(Figure record extracts)
** Start **

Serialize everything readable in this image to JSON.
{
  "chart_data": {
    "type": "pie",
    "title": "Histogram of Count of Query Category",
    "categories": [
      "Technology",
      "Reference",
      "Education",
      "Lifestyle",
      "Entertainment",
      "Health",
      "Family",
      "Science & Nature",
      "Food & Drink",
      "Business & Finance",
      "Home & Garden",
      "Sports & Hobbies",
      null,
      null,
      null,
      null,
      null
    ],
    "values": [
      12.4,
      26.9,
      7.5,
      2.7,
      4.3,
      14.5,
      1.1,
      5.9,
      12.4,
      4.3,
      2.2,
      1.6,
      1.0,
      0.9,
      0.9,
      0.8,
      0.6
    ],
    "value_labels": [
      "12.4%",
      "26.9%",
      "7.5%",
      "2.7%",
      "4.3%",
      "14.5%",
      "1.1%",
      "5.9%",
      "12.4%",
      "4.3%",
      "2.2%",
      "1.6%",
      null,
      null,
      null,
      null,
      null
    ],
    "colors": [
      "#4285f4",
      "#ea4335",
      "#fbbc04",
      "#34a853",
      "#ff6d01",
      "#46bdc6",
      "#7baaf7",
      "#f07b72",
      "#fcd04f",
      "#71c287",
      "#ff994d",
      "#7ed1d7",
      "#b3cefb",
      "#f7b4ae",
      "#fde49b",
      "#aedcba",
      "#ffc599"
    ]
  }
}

** End **
** Start **

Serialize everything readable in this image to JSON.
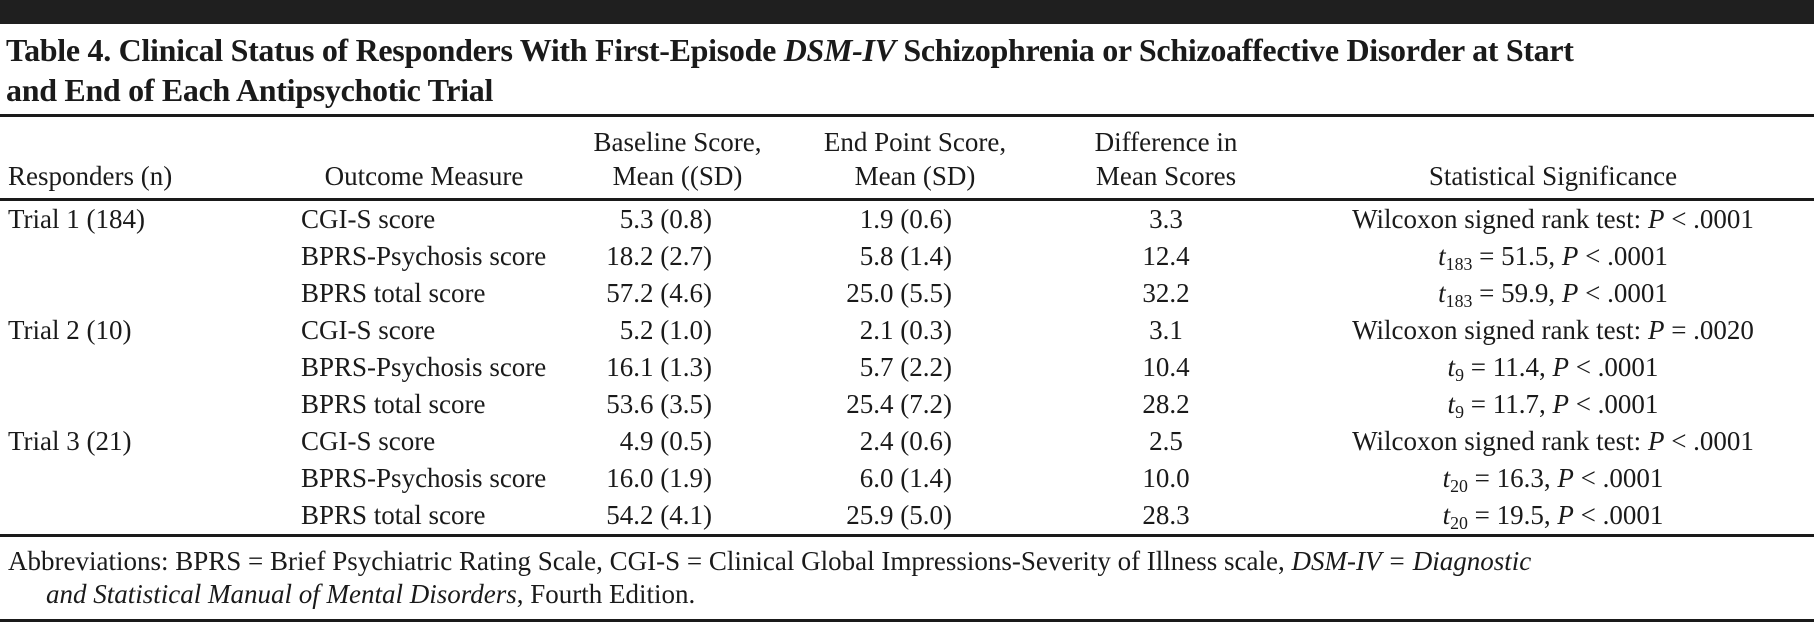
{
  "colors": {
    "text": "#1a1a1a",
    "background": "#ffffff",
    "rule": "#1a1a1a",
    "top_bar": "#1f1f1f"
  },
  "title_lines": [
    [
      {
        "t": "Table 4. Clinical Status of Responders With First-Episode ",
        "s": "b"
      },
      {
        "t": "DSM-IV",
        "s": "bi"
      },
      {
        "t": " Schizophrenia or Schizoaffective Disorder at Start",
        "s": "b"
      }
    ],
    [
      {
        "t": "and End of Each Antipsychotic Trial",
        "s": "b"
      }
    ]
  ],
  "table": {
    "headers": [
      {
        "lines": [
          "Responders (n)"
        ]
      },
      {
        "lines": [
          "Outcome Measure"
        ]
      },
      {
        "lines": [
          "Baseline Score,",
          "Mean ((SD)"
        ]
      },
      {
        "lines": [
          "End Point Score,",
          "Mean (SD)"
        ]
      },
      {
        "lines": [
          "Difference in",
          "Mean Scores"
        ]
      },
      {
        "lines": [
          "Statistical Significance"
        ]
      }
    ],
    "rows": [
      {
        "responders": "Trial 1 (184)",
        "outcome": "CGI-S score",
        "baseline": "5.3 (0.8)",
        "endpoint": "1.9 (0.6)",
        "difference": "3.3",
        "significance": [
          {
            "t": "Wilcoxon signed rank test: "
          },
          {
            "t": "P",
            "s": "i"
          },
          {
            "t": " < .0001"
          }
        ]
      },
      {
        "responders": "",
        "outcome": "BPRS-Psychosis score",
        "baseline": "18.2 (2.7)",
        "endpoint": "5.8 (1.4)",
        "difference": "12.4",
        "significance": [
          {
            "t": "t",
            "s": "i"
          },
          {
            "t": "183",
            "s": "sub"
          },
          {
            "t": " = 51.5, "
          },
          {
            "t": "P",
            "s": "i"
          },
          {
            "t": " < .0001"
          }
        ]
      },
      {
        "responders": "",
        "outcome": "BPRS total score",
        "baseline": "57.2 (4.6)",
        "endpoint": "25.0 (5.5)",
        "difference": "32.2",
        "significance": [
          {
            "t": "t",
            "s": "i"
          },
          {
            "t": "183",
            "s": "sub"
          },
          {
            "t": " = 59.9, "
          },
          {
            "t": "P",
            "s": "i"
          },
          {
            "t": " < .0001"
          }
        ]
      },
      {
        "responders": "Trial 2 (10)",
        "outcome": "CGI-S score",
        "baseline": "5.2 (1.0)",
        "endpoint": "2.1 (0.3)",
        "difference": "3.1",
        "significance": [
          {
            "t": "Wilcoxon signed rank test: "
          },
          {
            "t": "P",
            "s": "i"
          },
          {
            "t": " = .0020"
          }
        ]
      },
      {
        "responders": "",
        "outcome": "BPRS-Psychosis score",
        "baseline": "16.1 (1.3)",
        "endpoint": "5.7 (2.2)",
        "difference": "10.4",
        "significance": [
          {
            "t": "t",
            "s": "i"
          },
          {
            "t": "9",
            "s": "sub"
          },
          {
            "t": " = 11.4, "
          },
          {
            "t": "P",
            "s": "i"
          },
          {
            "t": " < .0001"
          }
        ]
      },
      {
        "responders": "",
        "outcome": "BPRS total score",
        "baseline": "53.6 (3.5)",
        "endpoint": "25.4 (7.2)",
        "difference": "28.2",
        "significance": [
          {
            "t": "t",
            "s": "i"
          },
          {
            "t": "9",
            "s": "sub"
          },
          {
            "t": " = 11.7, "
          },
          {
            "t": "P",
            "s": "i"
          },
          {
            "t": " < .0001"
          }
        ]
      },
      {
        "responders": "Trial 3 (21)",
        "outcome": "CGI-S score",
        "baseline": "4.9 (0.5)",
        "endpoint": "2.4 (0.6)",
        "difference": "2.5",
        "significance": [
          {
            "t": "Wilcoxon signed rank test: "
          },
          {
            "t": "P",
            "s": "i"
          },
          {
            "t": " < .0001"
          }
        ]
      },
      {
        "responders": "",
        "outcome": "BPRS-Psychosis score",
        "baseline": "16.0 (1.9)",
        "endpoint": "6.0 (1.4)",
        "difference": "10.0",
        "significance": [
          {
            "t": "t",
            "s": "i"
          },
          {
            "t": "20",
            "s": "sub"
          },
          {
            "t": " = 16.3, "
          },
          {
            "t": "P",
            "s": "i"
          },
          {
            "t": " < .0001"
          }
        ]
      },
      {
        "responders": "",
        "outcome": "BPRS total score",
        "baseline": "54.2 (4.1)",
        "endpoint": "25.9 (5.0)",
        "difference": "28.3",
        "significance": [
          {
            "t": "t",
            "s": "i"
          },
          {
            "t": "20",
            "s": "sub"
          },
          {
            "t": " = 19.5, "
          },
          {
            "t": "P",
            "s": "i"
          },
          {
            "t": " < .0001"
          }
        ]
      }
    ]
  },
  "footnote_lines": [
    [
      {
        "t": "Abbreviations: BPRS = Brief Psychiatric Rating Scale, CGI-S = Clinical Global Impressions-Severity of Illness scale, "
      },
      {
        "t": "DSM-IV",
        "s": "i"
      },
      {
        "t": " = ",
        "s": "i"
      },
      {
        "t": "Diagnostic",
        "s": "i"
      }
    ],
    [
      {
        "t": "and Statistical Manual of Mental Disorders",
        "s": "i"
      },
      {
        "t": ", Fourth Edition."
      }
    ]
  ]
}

** End **

Work required →
Count up every line above that has the word "Trial" in it; answer with the number alone.

Complete output →
4